Your task: Make an exact copy of the listing below.

Entries shown:
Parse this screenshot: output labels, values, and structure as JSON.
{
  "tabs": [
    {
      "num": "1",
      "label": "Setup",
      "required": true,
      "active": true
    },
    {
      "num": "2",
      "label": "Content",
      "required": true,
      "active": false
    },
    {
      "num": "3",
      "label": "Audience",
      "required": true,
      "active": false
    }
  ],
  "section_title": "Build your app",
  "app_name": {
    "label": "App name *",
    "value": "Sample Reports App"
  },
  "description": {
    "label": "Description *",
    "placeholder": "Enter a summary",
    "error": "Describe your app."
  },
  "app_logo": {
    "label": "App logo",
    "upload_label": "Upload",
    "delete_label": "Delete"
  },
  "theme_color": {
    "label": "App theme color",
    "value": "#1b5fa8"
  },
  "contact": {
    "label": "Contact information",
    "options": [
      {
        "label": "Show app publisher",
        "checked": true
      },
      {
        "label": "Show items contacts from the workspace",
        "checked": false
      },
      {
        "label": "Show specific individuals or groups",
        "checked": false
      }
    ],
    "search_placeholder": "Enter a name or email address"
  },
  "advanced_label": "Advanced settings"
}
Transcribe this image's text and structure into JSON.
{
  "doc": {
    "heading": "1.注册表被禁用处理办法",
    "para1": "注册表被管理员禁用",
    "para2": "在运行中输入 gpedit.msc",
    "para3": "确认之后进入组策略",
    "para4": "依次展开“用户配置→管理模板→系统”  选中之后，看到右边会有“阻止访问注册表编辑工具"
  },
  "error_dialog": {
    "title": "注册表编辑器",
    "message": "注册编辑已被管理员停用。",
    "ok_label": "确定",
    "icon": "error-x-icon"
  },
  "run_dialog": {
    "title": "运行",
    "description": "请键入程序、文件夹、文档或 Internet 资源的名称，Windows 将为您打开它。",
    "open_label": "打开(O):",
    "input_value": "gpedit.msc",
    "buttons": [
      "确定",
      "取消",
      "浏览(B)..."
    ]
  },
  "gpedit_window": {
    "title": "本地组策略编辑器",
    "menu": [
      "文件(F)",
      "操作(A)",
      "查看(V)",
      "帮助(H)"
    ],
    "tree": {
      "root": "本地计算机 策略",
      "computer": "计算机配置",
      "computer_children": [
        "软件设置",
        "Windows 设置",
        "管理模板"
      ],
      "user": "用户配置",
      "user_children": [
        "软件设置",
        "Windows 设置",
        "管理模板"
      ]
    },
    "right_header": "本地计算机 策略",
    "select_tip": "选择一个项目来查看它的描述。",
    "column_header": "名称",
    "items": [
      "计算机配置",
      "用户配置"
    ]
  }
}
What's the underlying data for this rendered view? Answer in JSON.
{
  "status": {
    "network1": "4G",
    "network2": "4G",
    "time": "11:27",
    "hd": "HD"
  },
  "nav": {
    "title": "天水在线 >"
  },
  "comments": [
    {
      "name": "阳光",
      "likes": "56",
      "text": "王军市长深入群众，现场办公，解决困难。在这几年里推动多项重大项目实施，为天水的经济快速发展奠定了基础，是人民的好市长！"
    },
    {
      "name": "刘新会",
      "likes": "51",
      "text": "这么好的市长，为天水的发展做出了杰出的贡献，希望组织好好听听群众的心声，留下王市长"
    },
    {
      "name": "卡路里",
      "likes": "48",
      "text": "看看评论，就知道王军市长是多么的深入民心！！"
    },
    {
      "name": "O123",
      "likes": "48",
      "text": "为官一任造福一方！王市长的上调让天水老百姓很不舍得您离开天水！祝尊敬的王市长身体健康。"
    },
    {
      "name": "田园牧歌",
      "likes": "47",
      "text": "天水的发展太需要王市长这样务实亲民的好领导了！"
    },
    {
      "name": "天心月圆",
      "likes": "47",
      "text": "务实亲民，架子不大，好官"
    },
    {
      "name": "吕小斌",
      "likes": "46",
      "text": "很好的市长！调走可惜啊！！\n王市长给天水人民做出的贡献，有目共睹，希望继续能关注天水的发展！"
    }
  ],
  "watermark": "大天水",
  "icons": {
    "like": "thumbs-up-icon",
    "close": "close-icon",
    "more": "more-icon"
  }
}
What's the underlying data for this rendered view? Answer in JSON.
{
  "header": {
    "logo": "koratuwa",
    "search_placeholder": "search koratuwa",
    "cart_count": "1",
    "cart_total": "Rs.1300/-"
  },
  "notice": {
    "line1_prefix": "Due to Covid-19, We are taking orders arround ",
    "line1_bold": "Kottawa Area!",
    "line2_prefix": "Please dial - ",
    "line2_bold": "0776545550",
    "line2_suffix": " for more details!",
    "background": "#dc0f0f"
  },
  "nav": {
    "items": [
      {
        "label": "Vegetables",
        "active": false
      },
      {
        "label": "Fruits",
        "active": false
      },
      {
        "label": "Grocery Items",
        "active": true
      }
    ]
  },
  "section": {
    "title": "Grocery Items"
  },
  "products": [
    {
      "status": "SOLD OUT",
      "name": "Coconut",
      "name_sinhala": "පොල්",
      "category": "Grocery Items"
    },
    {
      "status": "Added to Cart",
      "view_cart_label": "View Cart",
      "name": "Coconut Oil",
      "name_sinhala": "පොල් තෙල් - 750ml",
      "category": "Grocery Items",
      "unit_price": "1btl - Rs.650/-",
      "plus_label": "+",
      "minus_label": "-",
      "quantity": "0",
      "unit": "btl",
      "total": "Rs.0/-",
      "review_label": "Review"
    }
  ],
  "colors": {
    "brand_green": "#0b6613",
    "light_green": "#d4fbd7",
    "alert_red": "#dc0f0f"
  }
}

Complete response:
Parse this screenshot: output labels, values, and structure as JSON.
{
  "tabs": [
    {
      "num": "1",
      "label": "Setup",
      "required": true,
      "active": true
    },
    {
      "num": "2",
      "label": "Content",
      "required": true,
      "active": false
    },
    {
      "num": "3",
      "label": "Audience",
      "required": true,
      "active": false
    }
  ],
  "section_title": "Build your app",
  "app_name": {
    "label": "App name *",
    "value": "Sample Reports App"
  },
  "description": {
    "label": "Description *",
    "placeholder": "Enter a summary",
    "error": "Describe your app."
  },
  "app_logo": {
    "label": "App logo",
    "upload_label": "Upload",
    "delete_label": "Delete"
  },
  "theme_color": {
    "label": "App theme color",
    "value": "#1b5fa8"
  },
  "contact": {
    "label": "Contact information",
    "options": [
      {
        "label": "Show app publisher",
        "checked": true
      },
      {
        "label": "Show items contacts from the workspace",
        "checked": false
      },
      {
        "label": "Show specific individuals or groups",
        "checked": false
      }
    ],
    "search_placeholder": "Enter a name or email address"
  },
  "advanced_label": "Advanced settings"
}
Transcribe this image's text and structure into JSON.
{
  "doc": {
    "heading": "1.注册表被禁用处理办法",
    "para1": "注册表被管理员禁用",
    "para2": "在运行中输入 gpedit.msc",
    "para3": "确认之后进入组策略",
    "para4": "依次展开“用户配置→管理模板→系统”  选中之后，看到右边会有“阻止访问注册表编辑工具"
  },
  "error_dialog": {
    "title": "注册表编辑器",
    "message": "注册编辑已被管理员停用。",
    "ok_label": "确定",
    "icon": "error-x-icon"
  },
  "run_dialog": {
    "title": "运行",
    "description": "请键入程序、文件夹、文档或 Internet 资源的名称，Windows 将为您打开它。",
    "open_label": "打开(O):",
    "input_value": "gpedit.msc",
    "buttons": [
      "确定",
      "取消",
      "浏览(B)..."
    ]
  },
  "gpedit_window": {
    "title": "本地组策略编辑器",
    "menu": [
      "文件(F)",
      "操作(A)",
      "查看(V)",
      "帮助(H)"
    ],
    "tree": {
      "root": "本地计算机 策略",
      "computer": "计算机配置",
      "computer_children": [
        "软件设置",
        "Windows 设置",
        "管理模板"
      ],
      "user": "用户配置",
      "user_children": [
        "软件设置",
        "Windows 设置",
        "管理模板"
      ]
    },
    "right_header": "本地计算机 策略",
    "select_tip": "选择一个项目来查看它的描述。",
    "column_header": "名称",
    "items": [
      "计算机配置",
      "用户配置"
    ]
  }
}
What's the underlying data for this rendered view? Answer in JSON.
{
  "status": {
    "network1": "4G",
    "network2": "4G",
    "time": "11:27",
    "hd": "HD"
  },
  "nav": {
    "title": "天水在线 >"
  },
  "comments": [
    {
      "name": "阳光",
      "likes": "56",
      "text": "王军市长深入群众，现场办公，解决困难。在这几年里推动多项重大项目实施，为天水的经济快速发展奠定了基础，是人民的好市长！"
    },
    {
      "name": "刘新会",
      "likes": "51",
      "text": "这么好的市长，为天水的发展做出了杰出的贡献，希望组织好好听听群众的心声，留下王市长"
    },
    {
      "name": "卡路里",
      "likes": "48",
      "text": "看看评论，就知道王军市长是多么的深入民心！！"
    },
    {
      "name": "O123",
      "likes": "48",
      "text": "为官一任造福一方！王市长的上调让天水老百姓很不舍得您离开天水！祝尊敬的王市长身体健康。"
    },
    {
      "name": "田园牧歌",
      "likes": "47",
      "text": "天水的发展太需要王市长这样务实亲民的好领导了！"
    },
    {
      "name": "天心月圆",
      "likes": "47",
      "text": "务实亲民，架子不大，好官"
    },
    {
      "name": "吕小斌",
      "likes": "46",
      "text": "很好的市长！调走可惜啊！！\n王市长给天水人民做出的贡献，有目共睹，希望继续能关注天水的发展！"
    }
  ],
  "watermark": "大天水",
  "icons": {
    "like": "thumbs-up-icon",
    "close": "close-icon",
    "more": "more-icon"
  }
}
What's the underlying data for this rendered view? Answer in JSON.
{
  "header": {
    "logo": "koratuwa",
    "search_placeholder": "search koratuwa",
    "cart_count": "1",
    "cart_total": "Rs.1300/-"
  },
  "notice": {
    "line1_prefix": "Due to Covid-19, We are taking orders arround ",
    "line1_bold": "Kottawa Area!",
    "line2_prefix": "Please dial - ",
    "line2_bold": "0776545550",
    "line2_suffix": " for more details!",
    "background": "#dc0f0f"
  },
  "nav": {
    "items": [
      {
        "label": "Vegetables",
        "active": false
      },
      {
        "label": "Fruits",
        "active": false
      },
      {
        "label": "Grocery Items",
        "active": true
      }
    ]
  },
  "section": {
    "title": "Grocery Items"
  },
  "products": [
    {
      "status": "SOLD OUT",
      "name": "Coconut",
      "name_sinhala": "පොල්",
      "category": "Grocery Items"
    },
    {
      "status": "Added to Cart",
      "view_cart_label": "View Cart",
      "name": "Coconut Oil",
      "name_sinhala": "පොල් තෙල් - 750ml",
      "category": "Grocery Items",
      "unit_price": "1btl - Rs.650/-",
      "plus_label": "+",
      "minus_label": "-",
      "quantity": "0",
      "unit": "btl",
      "total": "Rs.0/-",
      "review_label": "Review"
    }
  ],
  "colors": {
    "brand_green": "#0b6613",
    "light_green": "#d4fbd7",
    "alert_red": "#dc0f0f"
  }
}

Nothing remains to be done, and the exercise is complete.